> Stated exercise: From the listing below, extract every line in which the word "JSON" appears.

> Provided records:
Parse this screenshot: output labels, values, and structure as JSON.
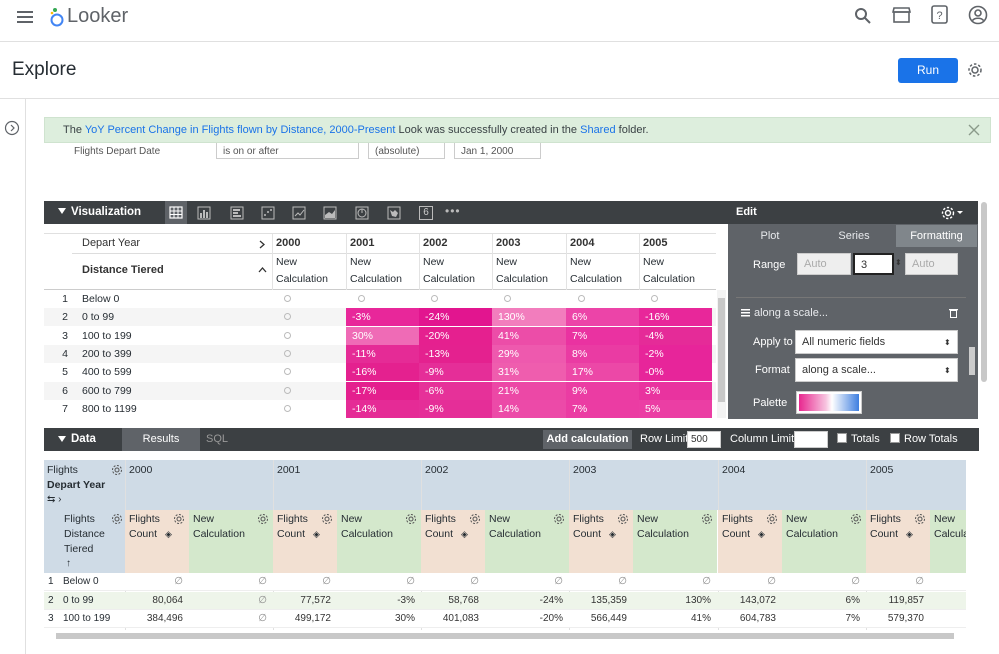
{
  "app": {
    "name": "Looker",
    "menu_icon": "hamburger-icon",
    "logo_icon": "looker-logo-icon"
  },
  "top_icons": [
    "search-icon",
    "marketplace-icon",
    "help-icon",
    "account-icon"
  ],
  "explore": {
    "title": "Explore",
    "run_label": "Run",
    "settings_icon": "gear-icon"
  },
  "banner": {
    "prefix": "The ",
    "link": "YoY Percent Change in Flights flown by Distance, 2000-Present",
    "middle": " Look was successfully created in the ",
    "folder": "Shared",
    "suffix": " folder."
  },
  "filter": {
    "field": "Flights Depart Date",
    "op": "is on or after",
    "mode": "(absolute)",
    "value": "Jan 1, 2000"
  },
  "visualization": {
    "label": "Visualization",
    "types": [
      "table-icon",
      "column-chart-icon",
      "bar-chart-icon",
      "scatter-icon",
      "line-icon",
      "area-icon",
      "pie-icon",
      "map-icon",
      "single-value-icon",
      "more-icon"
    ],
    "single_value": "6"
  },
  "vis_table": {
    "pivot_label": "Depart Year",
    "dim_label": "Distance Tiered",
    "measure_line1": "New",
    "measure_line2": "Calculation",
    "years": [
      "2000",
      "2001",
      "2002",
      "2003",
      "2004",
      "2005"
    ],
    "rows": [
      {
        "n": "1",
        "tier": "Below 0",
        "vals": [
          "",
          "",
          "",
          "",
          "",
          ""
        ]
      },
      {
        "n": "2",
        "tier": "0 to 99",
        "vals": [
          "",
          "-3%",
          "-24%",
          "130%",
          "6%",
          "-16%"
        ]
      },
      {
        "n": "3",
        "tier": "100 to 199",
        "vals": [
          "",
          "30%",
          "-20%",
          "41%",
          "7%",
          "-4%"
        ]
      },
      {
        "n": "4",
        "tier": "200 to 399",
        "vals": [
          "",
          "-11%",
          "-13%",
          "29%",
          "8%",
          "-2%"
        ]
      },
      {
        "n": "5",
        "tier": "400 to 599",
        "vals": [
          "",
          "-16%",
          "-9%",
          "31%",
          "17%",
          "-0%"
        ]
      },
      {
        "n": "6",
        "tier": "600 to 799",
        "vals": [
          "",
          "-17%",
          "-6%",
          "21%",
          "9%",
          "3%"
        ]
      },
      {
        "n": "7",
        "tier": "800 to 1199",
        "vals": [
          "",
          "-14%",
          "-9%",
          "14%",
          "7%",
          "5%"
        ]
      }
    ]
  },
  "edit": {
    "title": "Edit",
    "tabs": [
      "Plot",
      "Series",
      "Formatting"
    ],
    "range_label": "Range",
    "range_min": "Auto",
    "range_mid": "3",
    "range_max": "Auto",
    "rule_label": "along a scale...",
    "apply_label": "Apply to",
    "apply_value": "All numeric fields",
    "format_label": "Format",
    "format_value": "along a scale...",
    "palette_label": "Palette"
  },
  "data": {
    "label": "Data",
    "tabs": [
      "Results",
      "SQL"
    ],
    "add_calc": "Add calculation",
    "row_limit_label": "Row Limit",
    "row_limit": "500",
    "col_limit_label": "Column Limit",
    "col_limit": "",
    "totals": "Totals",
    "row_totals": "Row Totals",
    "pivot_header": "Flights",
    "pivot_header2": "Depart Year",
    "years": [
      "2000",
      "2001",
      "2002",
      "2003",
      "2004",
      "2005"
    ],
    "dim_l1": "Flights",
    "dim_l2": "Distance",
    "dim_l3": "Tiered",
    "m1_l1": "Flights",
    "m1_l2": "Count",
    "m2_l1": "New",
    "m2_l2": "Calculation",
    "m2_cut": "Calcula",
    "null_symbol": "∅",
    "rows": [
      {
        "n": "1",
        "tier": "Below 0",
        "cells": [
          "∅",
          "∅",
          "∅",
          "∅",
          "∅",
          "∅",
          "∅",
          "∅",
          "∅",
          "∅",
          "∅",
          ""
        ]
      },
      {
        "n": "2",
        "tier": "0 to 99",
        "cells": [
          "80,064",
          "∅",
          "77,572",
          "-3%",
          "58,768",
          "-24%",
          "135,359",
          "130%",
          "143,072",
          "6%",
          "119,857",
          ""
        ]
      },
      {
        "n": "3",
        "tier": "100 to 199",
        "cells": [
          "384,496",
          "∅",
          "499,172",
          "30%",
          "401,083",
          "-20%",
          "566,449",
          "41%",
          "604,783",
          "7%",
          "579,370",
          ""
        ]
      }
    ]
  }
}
--
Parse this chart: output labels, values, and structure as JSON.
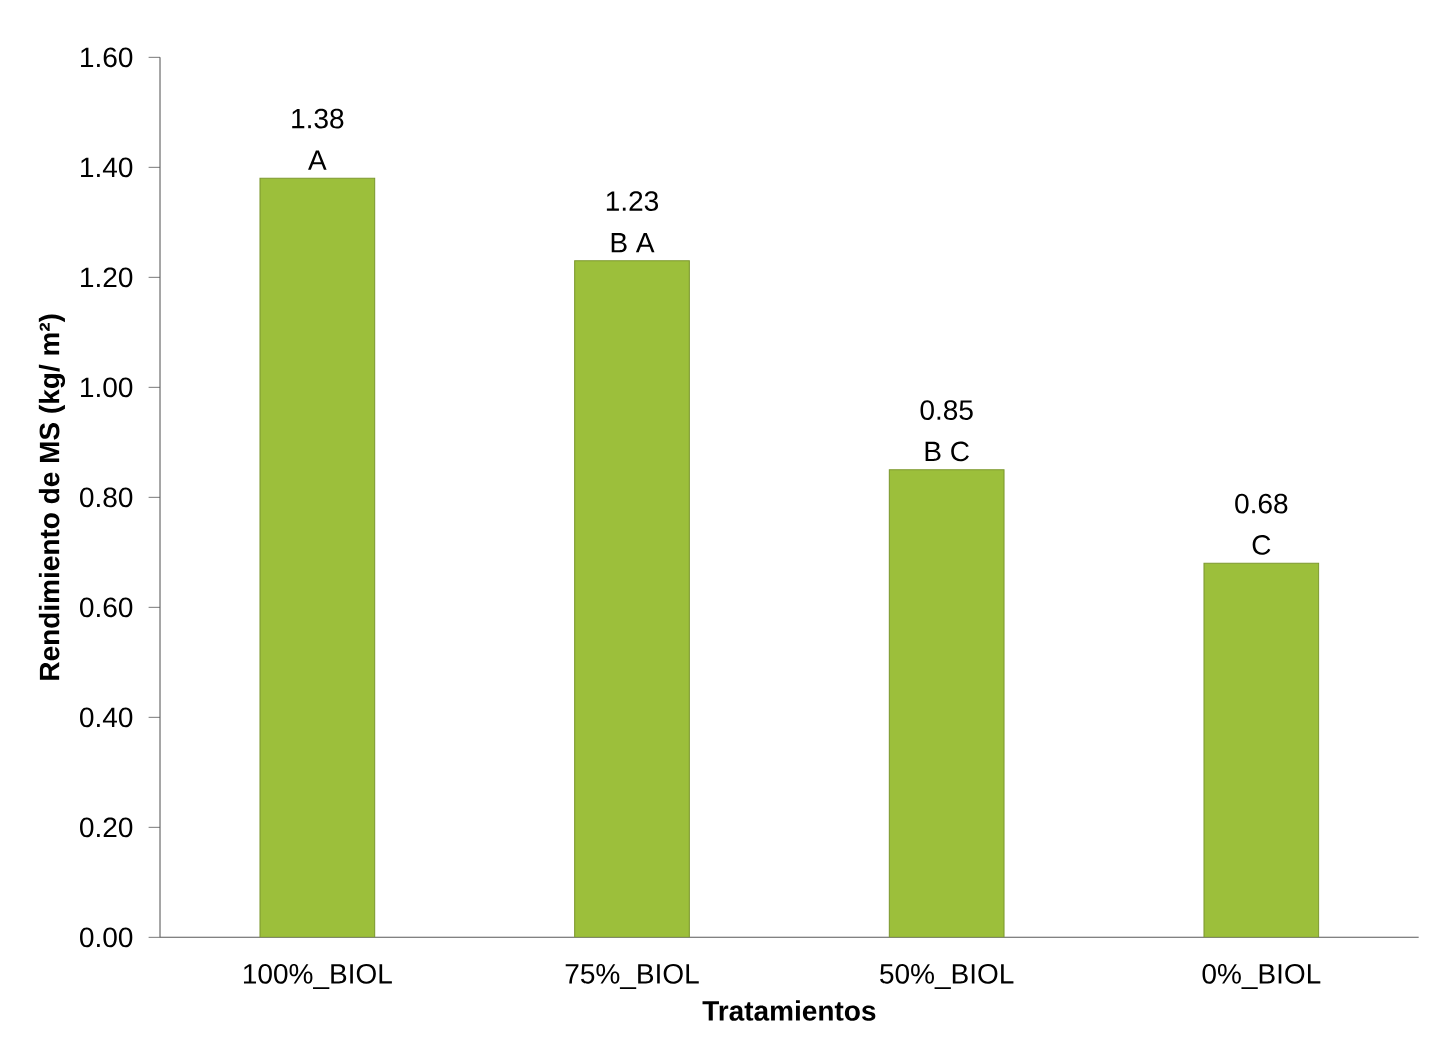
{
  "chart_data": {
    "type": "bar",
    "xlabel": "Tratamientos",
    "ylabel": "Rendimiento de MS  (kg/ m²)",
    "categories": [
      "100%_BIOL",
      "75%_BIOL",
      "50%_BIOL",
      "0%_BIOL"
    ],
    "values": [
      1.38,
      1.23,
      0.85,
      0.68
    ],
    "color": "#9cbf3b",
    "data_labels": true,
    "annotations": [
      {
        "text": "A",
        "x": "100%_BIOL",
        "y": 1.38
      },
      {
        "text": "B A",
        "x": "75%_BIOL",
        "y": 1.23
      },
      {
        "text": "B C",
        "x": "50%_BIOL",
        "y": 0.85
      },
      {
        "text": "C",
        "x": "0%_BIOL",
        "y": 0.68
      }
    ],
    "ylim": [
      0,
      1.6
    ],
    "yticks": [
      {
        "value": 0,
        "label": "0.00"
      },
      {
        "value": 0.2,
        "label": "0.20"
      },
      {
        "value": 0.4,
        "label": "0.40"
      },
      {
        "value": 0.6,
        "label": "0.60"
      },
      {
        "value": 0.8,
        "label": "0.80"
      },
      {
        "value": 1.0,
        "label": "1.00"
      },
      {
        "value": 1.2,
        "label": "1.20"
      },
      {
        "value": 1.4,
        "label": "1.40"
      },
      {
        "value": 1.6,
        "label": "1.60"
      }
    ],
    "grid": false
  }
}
==
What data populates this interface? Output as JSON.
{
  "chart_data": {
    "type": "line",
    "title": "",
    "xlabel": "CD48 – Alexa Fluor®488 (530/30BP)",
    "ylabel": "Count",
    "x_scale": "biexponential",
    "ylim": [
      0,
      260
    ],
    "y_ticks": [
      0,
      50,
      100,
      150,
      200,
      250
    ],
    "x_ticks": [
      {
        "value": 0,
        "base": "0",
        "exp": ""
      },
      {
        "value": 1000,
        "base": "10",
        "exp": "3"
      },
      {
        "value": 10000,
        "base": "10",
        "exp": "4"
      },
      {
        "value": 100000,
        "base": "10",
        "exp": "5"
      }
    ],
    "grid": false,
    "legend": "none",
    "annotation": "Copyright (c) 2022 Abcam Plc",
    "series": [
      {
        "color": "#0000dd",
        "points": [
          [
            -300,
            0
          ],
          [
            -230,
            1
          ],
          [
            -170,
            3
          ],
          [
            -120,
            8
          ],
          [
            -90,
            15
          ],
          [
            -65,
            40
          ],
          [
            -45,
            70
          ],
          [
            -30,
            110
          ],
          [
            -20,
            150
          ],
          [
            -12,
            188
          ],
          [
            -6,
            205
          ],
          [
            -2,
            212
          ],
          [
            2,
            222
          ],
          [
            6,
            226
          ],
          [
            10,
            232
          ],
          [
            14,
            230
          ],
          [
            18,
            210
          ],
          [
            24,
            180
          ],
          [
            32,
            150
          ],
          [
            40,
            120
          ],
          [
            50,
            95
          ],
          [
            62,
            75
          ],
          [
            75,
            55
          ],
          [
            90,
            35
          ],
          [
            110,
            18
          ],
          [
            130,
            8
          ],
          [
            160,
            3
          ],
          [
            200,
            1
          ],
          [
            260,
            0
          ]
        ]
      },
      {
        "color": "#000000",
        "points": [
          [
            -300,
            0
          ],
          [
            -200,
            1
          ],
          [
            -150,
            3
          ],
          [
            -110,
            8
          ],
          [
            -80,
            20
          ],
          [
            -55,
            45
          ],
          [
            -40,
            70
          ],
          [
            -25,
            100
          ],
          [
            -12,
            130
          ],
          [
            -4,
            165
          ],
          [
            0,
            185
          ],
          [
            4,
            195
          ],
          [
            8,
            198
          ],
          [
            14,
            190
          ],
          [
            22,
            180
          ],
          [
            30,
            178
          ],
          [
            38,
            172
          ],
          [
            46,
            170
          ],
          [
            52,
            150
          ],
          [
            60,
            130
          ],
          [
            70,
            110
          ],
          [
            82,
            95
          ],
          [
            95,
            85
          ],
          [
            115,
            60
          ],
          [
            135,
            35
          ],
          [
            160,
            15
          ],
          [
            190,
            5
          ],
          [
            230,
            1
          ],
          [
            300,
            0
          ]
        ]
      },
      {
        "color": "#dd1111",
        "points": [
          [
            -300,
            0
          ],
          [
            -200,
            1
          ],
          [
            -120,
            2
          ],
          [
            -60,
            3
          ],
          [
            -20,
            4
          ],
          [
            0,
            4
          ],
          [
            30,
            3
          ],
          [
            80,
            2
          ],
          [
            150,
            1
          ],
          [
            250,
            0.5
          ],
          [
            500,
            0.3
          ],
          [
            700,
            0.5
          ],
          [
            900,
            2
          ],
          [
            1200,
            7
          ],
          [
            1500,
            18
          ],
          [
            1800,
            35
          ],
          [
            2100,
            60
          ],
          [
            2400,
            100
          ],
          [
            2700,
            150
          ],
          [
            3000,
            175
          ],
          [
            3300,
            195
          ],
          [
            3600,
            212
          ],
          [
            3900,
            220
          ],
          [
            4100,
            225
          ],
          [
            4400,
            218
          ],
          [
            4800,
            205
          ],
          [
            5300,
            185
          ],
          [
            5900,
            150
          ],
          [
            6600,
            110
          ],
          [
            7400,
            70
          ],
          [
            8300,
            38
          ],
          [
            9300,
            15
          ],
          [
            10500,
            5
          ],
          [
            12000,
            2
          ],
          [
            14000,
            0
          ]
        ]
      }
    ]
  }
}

> Result of the exercise:
Parse this screenshot: output labels, values, and structure as JSON.
Parse this chart: output labels, values, and structure as JSON.
What data populates this interface? Output as JSON.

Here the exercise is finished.